-- Begin --
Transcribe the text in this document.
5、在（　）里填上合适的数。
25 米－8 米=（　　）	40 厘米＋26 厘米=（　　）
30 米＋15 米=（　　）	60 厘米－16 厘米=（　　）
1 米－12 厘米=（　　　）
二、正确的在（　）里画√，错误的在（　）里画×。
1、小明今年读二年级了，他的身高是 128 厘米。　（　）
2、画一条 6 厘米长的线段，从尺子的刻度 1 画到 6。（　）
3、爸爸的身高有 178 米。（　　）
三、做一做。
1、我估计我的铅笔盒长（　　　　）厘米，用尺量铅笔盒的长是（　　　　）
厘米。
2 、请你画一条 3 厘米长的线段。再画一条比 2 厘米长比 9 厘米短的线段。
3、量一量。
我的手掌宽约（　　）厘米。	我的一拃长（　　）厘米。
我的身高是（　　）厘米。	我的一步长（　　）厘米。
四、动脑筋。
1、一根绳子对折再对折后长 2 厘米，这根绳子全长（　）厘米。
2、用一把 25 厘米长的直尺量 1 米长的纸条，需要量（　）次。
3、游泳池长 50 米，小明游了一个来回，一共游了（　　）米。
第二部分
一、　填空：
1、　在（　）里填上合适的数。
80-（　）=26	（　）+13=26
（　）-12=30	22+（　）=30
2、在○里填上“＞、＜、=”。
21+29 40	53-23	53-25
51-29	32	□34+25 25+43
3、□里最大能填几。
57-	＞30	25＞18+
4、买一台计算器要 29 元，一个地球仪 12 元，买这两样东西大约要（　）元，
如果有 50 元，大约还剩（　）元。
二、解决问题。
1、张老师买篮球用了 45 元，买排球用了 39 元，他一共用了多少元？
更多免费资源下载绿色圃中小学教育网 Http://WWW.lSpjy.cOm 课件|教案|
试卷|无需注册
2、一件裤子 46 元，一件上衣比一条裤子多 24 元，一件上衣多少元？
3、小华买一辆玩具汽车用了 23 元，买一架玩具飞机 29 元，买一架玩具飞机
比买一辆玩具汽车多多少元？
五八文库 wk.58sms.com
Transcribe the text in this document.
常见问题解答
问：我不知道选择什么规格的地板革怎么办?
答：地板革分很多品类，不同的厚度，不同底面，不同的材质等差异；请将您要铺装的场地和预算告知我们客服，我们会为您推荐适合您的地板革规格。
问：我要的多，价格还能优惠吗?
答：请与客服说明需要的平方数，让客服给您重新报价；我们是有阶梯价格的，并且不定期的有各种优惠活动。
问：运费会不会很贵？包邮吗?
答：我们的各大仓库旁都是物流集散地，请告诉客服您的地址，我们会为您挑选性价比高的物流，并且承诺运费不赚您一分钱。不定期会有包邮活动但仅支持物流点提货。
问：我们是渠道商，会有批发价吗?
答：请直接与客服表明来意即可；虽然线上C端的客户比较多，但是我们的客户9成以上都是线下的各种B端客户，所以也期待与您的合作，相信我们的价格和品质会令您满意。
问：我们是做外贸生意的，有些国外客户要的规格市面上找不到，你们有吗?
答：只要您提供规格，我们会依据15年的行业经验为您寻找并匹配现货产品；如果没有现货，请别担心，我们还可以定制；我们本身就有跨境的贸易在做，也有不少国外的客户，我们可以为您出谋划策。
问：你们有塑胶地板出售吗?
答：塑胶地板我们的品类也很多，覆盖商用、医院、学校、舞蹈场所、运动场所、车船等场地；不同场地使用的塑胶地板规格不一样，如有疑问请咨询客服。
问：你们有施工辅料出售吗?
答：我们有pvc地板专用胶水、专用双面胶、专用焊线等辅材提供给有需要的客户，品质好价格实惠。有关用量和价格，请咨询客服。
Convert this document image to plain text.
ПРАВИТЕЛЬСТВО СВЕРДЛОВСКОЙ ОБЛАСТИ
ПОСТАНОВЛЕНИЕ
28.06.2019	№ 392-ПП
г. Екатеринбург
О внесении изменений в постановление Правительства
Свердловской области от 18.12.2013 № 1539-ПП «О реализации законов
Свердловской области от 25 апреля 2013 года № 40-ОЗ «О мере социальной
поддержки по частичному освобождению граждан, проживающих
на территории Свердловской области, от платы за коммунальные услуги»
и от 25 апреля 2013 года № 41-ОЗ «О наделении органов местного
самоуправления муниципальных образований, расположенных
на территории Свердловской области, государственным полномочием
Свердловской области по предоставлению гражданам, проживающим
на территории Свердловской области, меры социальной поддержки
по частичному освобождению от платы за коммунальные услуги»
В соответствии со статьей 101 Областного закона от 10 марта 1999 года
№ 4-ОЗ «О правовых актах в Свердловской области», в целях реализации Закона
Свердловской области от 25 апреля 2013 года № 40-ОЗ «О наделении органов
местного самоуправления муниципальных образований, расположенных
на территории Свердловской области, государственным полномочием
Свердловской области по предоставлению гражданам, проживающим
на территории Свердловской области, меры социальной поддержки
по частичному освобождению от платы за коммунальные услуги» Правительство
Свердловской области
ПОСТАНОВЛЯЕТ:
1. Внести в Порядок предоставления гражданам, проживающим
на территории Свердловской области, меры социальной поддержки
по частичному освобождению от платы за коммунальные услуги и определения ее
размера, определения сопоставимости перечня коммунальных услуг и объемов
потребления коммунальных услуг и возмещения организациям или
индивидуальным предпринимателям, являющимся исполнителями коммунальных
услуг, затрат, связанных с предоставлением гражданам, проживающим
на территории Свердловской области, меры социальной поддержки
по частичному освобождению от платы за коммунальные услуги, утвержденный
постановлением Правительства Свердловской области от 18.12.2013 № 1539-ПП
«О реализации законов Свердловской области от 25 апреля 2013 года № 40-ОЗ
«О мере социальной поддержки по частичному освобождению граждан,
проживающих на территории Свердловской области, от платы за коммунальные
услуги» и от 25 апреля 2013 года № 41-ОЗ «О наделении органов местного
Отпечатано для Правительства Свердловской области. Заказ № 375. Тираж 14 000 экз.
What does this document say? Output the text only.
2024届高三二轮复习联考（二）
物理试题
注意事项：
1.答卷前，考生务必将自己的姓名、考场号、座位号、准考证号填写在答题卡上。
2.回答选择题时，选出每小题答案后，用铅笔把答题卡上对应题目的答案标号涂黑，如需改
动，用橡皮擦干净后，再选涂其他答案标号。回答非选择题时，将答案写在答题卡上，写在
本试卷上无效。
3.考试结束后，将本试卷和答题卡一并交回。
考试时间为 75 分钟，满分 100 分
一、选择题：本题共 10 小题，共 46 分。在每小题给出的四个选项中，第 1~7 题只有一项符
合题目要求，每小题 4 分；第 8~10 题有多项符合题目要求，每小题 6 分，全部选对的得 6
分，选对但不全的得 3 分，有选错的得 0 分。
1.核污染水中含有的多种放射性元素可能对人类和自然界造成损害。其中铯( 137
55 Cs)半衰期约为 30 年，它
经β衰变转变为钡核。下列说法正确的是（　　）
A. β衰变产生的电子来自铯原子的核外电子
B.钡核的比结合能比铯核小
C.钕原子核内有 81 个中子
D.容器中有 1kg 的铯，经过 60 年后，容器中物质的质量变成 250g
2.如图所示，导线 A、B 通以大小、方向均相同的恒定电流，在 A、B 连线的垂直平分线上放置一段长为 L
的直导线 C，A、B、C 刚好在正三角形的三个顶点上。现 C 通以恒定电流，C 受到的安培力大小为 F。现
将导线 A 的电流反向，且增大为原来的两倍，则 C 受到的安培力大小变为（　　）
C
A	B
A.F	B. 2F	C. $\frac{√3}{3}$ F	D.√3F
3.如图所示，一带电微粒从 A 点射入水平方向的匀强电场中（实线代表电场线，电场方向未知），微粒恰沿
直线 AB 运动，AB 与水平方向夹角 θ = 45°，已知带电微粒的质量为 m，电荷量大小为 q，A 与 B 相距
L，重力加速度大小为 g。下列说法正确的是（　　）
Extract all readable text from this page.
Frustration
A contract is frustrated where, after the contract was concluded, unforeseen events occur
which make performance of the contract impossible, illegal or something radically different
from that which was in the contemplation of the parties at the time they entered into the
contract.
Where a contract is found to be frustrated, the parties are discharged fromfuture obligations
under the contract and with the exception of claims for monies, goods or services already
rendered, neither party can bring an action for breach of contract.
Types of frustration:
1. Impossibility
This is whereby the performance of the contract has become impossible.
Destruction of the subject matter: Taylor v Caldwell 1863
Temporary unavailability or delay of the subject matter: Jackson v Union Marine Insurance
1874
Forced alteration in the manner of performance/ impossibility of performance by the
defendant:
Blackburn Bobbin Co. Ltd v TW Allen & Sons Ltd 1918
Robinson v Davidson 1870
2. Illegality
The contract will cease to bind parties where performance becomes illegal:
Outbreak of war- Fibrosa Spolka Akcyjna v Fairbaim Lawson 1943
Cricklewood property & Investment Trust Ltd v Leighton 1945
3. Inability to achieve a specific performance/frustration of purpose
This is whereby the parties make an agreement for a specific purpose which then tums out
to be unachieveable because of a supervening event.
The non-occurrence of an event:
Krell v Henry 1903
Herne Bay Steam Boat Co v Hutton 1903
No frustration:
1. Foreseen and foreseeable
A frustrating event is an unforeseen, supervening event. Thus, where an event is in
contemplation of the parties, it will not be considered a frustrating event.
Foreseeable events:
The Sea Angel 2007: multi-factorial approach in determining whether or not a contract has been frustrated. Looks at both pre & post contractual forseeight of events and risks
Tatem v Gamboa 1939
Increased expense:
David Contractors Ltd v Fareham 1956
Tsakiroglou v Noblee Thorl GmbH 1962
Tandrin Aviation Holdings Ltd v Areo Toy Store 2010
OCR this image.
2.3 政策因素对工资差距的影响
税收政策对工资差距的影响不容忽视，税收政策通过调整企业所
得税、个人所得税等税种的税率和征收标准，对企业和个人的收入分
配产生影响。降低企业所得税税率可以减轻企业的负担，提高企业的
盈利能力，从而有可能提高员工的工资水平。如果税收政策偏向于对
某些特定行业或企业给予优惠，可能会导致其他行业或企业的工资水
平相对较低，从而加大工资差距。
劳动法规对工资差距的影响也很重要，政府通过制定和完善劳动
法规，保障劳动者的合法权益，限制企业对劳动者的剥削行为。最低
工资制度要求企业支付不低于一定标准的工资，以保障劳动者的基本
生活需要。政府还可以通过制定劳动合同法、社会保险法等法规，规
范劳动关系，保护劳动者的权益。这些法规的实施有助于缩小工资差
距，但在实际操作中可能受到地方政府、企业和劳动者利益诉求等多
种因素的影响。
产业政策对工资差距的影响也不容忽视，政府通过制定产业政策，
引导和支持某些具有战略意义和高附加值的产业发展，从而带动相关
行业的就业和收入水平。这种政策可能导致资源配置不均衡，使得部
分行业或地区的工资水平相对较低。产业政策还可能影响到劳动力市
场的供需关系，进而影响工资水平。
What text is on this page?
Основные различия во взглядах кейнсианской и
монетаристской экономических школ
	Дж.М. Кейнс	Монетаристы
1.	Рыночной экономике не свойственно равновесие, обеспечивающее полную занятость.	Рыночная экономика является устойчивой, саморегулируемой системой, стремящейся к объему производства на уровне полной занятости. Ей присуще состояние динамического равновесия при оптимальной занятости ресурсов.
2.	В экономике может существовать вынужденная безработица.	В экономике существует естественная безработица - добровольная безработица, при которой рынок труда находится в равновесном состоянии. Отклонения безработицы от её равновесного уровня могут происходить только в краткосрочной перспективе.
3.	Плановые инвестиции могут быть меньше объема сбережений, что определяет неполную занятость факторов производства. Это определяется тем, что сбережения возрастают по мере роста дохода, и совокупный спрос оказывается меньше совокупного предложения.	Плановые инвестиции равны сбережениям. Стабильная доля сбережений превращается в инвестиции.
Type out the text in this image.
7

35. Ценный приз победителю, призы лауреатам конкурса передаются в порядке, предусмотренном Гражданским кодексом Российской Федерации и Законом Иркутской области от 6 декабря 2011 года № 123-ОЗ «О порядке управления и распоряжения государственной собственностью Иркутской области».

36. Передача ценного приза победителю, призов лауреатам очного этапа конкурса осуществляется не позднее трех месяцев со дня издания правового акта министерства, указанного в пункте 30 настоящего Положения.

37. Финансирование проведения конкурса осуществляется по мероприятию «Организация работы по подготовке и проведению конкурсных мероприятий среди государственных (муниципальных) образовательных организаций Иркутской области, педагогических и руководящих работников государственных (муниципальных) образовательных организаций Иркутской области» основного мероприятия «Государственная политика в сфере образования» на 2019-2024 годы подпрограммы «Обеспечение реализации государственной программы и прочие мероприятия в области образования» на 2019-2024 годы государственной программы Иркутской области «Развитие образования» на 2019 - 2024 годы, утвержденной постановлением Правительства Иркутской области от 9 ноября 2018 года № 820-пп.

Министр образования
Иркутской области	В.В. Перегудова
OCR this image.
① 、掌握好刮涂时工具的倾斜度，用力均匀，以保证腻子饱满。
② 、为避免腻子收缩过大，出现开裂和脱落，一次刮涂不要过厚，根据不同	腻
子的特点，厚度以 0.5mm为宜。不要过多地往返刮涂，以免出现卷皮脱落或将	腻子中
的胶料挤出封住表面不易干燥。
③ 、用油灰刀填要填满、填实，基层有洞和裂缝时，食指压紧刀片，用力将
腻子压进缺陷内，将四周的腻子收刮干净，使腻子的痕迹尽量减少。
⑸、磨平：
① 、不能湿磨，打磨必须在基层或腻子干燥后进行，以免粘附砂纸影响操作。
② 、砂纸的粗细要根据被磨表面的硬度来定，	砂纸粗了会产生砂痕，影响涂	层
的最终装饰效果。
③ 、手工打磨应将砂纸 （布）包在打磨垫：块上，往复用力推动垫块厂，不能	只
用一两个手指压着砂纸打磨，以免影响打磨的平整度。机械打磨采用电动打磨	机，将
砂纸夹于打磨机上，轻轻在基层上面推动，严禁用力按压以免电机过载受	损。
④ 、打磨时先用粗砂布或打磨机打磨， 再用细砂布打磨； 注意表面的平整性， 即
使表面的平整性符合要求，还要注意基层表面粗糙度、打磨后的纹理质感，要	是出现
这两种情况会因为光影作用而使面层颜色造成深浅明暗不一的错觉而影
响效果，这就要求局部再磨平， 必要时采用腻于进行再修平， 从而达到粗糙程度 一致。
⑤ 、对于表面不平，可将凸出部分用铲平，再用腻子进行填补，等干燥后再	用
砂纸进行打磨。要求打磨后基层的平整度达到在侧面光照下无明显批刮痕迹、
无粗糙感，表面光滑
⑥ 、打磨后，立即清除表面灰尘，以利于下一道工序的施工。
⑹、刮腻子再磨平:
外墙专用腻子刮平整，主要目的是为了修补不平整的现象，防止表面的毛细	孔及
-- End --
§ **GOAL**: Collect from the data above every line that includes "events".

§ **EXERCISE OUTPUT**:
A contract is frustrated where, after the contract was concluded, unforeseen events occur
Foreseeable events:
The Sea Angel 2007: multi-factorial approach in determining whether or not a contract has been frustrated. Looks at both pre & post contractual forseeight of events and risks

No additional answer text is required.